**Given instruction**
Pictures within the data are to be left out; everything else must be reproduced exactly.

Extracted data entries
════════════════

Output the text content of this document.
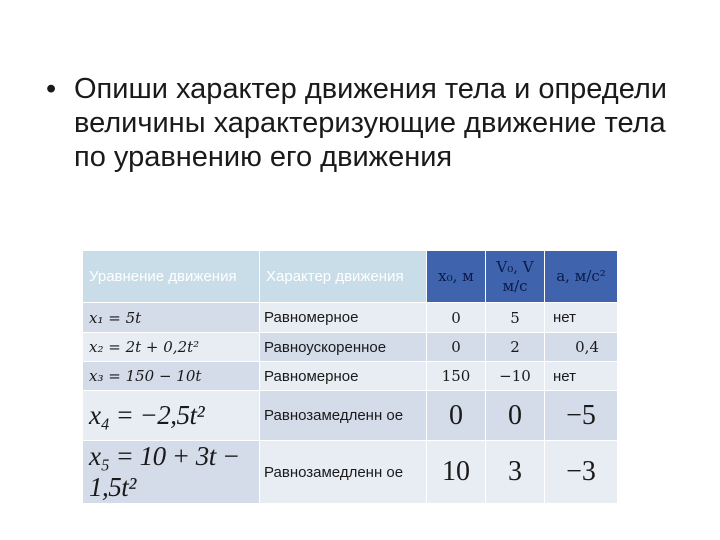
• Опиши характер движения тела и определи величины характеризующие движение тела по уравнению его движения
Уравнение движения	Характер движения	x₀, м	V₀, V м/с	a, м/с²
x₁ = 5t	Равномерное	0	5	нет
x₂ = 2t + 0,2t²	Равноускоренное	0	2	0,4
x₃ = 150 − 10t	Равномерное	150	−10	нет
x₄ = −2,5t²	Равнозамедленн ое	0	0	−5
x₅ = 10 + 3t − 1,5t²	Равнозамедленн ое	10	3	−3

════════════════

**Written reply**
Output the text content of this document.
• Опиши характер движения тела и определи величины характеризующие движение тела по уравнению его движения
Уравнение движения	Характер движения	x₀, м	V₀, V м/с	a, м/с²
x₁ = 5t	Равномерное	0	5	нет
x₂ = 2t + 0,2t²	Равноускоренное	0	2	0,4
x₃ = 150 − 10t	Равномерное	150	−10	нет
x₄ = −2,5t²	Равнозамедленн ое	0	0	−5
x₅ = 10 + 3t − 1,5t²	Равнозамедленн ое	10	3	−3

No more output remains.